Keep only the lines where "مسلم" appears.

Provided information -
-- begin --

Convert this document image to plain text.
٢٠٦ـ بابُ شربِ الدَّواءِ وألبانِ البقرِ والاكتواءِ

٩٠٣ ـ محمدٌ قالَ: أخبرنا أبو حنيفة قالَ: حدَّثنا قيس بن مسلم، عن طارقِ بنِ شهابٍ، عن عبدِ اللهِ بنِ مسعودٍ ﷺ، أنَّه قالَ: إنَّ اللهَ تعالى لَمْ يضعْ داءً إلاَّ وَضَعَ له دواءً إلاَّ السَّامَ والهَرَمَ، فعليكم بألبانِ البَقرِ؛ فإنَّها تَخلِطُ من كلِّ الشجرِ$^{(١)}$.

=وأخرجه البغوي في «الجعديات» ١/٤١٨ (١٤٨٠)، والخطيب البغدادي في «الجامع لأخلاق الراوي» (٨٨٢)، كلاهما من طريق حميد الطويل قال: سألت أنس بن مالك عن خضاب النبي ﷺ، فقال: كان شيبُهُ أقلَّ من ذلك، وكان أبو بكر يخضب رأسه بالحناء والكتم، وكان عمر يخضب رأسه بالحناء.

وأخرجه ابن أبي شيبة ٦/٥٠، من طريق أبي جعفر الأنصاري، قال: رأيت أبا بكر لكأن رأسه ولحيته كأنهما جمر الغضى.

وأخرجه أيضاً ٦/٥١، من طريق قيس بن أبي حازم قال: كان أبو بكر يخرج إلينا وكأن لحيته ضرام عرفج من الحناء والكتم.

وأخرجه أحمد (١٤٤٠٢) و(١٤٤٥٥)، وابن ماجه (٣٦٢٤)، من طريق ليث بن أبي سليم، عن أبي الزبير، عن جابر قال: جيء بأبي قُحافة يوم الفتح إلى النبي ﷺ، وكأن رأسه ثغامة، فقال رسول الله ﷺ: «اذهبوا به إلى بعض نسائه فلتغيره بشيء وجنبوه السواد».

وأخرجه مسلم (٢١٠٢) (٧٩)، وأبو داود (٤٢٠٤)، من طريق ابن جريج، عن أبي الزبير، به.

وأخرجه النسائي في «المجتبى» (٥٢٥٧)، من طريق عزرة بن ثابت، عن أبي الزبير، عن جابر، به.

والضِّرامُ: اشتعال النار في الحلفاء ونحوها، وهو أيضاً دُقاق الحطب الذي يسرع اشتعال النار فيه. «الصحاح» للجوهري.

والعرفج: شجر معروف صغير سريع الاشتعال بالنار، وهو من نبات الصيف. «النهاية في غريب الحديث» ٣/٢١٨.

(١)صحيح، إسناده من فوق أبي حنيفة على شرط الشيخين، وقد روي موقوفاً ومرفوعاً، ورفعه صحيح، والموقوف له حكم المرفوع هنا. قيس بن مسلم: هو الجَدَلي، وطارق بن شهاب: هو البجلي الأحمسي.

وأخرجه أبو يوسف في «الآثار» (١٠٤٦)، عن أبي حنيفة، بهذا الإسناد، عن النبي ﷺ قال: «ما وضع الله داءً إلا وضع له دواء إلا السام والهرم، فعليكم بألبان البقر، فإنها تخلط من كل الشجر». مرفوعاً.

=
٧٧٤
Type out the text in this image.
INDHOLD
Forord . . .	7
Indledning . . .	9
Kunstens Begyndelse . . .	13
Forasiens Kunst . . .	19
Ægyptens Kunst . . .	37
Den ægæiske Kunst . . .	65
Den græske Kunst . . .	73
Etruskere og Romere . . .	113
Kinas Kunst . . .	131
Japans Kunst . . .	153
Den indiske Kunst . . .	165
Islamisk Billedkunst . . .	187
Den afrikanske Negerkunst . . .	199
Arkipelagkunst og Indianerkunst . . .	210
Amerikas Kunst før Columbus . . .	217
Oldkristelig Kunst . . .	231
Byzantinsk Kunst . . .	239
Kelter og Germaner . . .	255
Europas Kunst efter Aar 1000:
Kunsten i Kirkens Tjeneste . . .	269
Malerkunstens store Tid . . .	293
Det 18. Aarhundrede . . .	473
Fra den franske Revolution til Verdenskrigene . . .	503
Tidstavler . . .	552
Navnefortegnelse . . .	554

-- end --

The solution -
٩٠٣ ـ محمدٌ قالَ: أخبرنا أبو حنيفة قالَ: حدَّثنا قيس بن مسلم، عن طارقِ بنِ شهابٍ، عن عبدِ اللهِ بنِ مسعودٍ ﷺ، أنَّه قالَ: إنَّ اللهَ تعالى لَمْ يضعْ داءً إلاَّ وَضَعَ له دواءً إلاَّ السَّامَ والهَرَمَ، فعليكم بألبانِ البَقرِ؛ فإنَّها تَخلِطُ من كلِّ الشجرِ$^{(١)}$.
وأخرجه مسلم (٢١٠٢) (٧٩)، وأبو داود (٤٢٠٤)، من طريق ابن جريج، عن أبي الزبير، به.
(١)صحيح، إسناده من فوق أبي حنيفة على شرط الشيخين، وقد روي موقوفاً ومرفوعاً، ورفعه صحيح، والموقوف له حكم المرفوع هنا. قيس بن مسلم: هو الجَدَلي، وطارق بن شهاب: هو البجلي الأحمسي.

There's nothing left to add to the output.